### AVAILABLE RECORDS

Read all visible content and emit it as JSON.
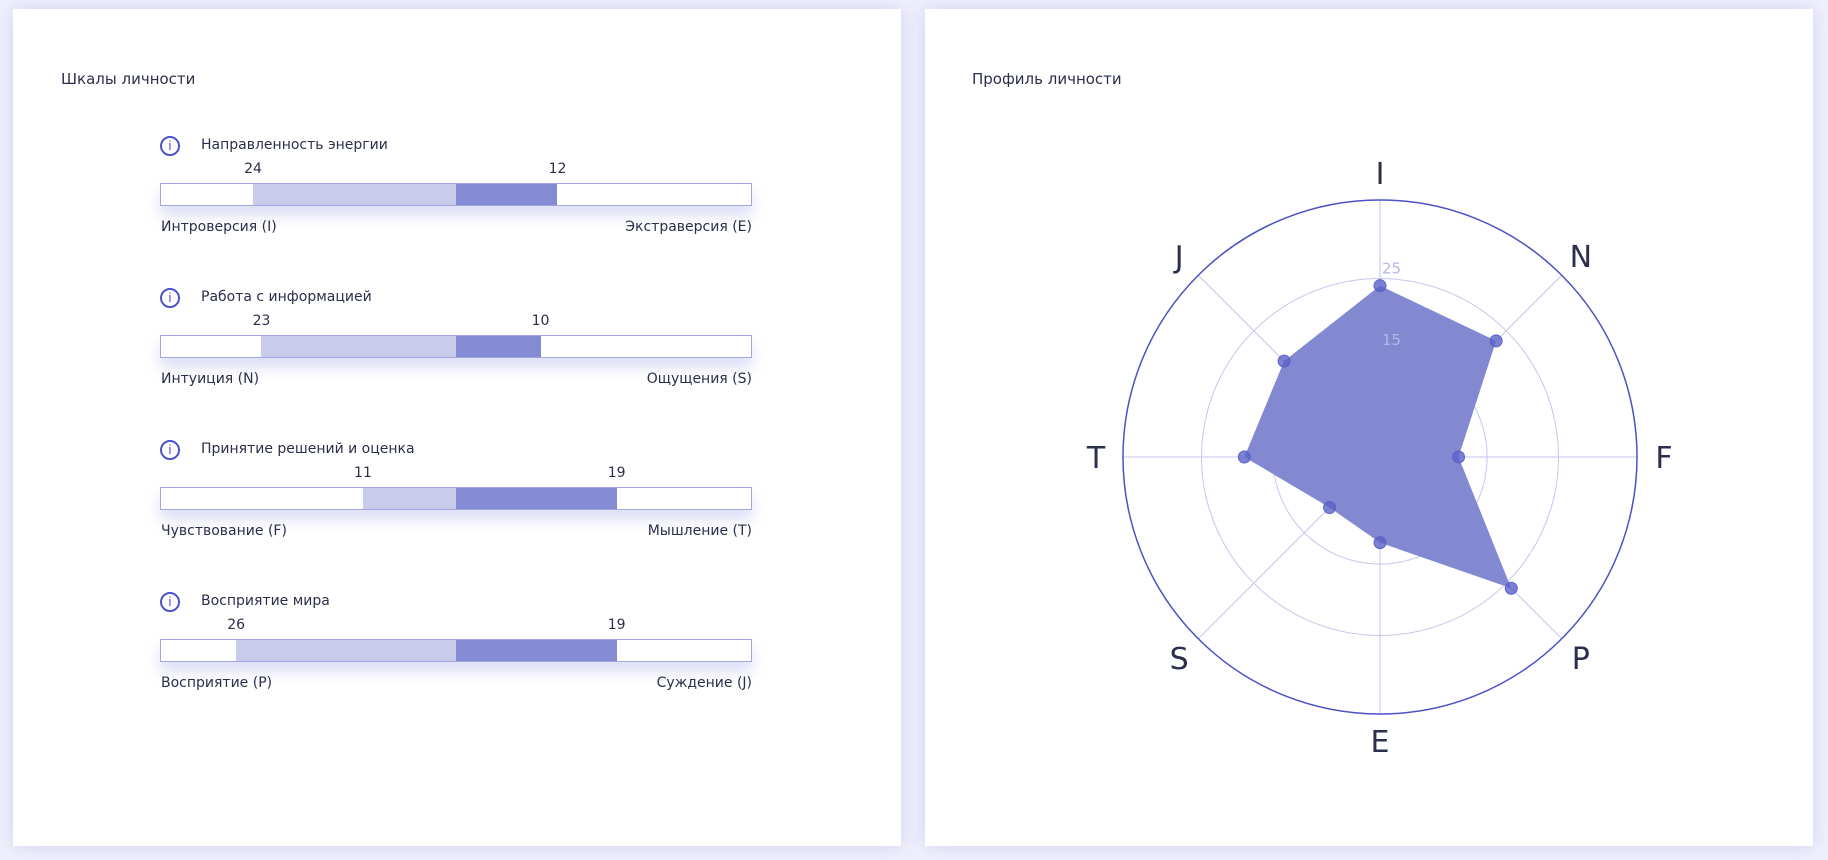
{
  "left_panel": {
    "title": "Шкалы личности",
    "info_icon": "info-circle-icon",
    "scale_max": 35,
    "scales": [
      {
        "title": "Направленность энергии",
        "left_label": "Интроверсия (I)",
        "right_label": "Экстраверсия (E)",
        "left_value": 24,
        "right_value": 12
      },
      {
        "title": "Работа с информацией",
        "left_label": "Интуиция (N)",
        "right_label": "Ощущения (S)",
        "left_value": 23,
        "right_value": 10
      },
      {
        "title": "Принятие решений и оценка",
        "left_label": "Чувствование (F)",
        "right_label": "Мышление (T)",
        "left_value": 11,
        "right_value": 19
      },
      {
        "title": "Восприятие мира",
        "left_label": "Восприятие (P)",
        "right_label": "Суждение (J)",
        "left_value": 26,
        "right_value": 19
      }
    ]
  },
  "right_panel": {
    "title": "Профиль личности"
  },
  "chart_data": {
    "type": "radar",
    "categories": [
      "I",
      "N",
      "F",
      "P",
      "E",
      "S",
      "T",
      "J"
    ],
    "values": [
      24,
      23,
      11,
      26,
      12,
      10,
      19,
      19
    ],
    "radial_range": [
      0,
      36
    ],
    "radial_tick_labels": [
      "15",
      "25"
    ],
    "radial_ticks": [
      15,
      25
    ],
    "grid": true,
    "colors": {
      "fill": "#8389d0",
      "marker": "#5a62c8",
      "outer": "#4a52c4",
      "grid": "#c3c6ec",
      "tick_label": "#b4b8e6"
    }
  },
  "colors": {
    "background": "#f0f0fc",
    "bar_light": "#c9cbea",
    "bar_dark": "#858bd2",
    "accent": "#4d55c6"
  }
}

######

TASK DETAILS: Exclude the images, then output the data above word for word.

FULL ANSWER:
Read all visible content and emit it as JSON.
{
  "left_panel": {
    "title": "Шкалы личности",
    "info_icon": "info-circle-icon",
    "scale_max": 35,
    "scales": [
      {
        "title": "Направленность энергии",
        "left_label": "Интроверсия (I)",
        "right_label": "Экстраверсия (E)",
        "left_value": 24,
        "right_value": 12
      },
      {
        "title": "Работа с информацией",
        "left_label": "Интуиция (N)",
        "right_label": "Ощущения (S)",
        "left_value": 23,
        "right_value": 10
      },
      {
        "title": "Принятие решений и оценка",
        "left_label": "Чувствование (F)",
        "right_label": "Мышление (T)",
        "left_value": 11,
        "right_value": 19
      },
      {
        "title": "Восприятие мира",
        "left_label": "Восприятие (P)",
        "right_label": "Суждение (J)",
        "left_value": 26,
        "right_value": 19
      }
    ]
  },
  "right_panel": {
    "title": "Профиль личности"
  },
  "chart_data": {
    "type": "radar",
    "categories": [
      "I",
      "N",
      "F",
      "P",
      "E",
      "S",
      "T",
      "J"
    ],
    "values": [
      24,
      23,
      11,
      26,
      12,
      10,
      19,
      19
    ],
    "radial_range": [
      0,
      36
    ],
    "radial_tick_labels": [
      "15",
      "25"
    ],
    "radial_ticks": [
      15,
      25
    ],
    "grid": true,
    "colors": {
      "fill": "#8389d0",
      "marker": "#5a62c8",
      "outer": "#4a52c4",
      "grid": "#c3c6ec",
      "tick_label": "#b4b8e6"
    }
  },
  "colors": {
    "background": "#f0f0fc",
    "bar_light": "#c9cbea",
    "bar_dark": "#858bd2",
    "accent": "#4d55c6"
  }
}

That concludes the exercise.